** Begin Data section **

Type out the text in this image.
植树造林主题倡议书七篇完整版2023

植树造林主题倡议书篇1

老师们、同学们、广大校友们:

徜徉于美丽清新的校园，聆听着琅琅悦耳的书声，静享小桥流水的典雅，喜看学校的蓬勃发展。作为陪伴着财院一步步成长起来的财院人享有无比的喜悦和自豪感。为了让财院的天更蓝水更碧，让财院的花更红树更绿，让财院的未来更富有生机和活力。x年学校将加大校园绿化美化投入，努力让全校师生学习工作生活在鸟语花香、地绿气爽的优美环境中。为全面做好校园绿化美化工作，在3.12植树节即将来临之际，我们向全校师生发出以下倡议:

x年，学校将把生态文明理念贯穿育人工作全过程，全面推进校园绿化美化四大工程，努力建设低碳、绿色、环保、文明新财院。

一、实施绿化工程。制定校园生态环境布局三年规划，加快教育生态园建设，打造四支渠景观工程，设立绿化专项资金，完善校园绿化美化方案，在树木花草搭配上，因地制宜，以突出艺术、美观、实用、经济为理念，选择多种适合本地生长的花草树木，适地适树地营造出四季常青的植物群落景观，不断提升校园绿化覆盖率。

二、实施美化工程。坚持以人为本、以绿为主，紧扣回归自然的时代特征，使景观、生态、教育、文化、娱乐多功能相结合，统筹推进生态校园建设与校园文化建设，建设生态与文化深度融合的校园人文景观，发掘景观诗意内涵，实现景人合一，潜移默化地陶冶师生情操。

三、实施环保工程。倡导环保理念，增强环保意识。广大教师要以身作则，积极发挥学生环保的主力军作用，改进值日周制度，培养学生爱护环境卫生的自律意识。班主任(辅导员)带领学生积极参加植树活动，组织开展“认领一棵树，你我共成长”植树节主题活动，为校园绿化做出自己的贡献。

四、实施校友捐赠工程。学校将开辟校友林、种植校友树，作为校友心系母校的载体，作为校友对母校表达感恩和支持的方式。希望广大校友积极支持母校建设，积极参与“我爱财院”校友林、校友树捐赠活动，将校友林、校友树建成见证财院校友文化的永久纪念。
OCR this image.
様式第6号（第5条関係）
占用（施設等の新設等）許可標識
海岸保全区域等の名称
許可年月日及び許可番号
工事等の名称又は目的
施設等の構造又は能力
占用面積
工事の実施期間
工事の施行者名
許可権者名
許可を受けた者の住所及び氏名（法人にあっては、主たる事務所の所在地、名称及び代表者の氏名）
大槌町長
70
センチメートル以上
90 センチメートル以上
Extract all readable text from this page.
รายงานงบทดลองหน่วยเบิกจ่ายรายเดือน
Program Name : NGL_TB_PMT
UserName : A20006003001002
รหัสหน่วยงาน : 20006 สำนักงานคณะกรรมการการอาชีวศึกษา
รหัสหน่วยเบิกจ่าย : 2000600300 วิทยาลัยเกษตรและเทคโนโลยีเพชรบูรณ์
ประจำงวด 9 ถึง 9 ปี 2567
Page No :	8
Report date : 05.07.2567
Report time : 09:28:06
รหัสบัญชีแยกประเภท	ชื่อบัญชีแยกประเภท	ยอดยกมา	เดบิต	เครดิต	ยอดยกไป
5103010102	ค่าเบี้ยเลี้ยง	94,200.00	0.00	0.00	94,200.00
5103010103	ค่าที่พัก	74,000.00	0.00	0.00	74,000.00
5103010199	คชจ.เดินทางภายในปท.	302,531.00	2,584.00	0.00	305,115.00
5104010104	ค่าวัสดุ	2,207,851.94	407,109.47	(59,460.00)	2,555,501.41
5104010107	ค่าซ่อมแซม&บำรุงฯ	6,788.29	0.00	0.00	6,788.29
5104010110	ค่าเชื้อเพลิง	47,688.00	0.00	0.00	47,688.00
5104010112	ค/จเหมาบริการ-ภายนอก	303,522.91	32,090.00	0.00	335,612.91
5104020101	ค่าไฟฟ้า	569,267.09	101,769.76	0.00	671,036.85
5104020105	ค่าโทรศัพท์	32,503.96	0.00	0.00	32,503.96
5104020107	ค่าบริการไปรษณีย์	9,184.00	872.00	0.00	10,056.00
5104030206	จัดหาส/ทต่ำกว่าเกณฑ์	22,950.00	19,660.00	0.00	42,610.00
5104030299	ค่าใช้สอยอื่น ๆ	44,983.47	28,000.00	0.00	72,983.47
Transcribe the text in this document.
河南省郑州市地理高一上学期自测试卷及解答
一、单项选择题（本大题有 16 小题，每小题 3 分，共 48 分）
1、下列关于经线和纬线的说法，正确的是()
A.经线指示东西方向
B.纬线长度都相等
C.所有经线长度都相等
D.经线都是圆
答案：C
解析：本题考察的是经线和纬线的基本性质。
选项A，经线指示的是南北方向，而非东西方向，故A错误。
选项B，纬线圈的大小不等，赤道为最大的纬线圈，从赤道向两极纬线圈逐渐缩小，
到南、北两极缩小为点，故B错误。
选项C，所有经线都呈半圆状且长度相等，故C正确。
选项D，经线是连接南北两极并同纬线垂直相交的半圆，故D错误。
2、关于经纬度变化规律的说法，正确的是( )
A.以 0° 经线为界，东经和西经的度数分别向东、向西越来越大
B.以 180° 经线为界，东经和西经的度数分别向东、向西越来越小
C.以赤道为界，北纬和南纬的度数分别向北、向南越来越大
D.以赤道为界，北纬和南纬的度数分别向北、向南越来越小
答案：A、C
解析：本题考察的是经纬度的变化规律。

** End Data section **

Which lines in the listing above hold the word "以赤道为界"? Show each of them.

→ **Right answer**:
C.以赤道为界，北纬和南纬的度数分别向北、向南越来越大
D.以赤道为界，北纬和南纬的度数分别向北、向南越来越小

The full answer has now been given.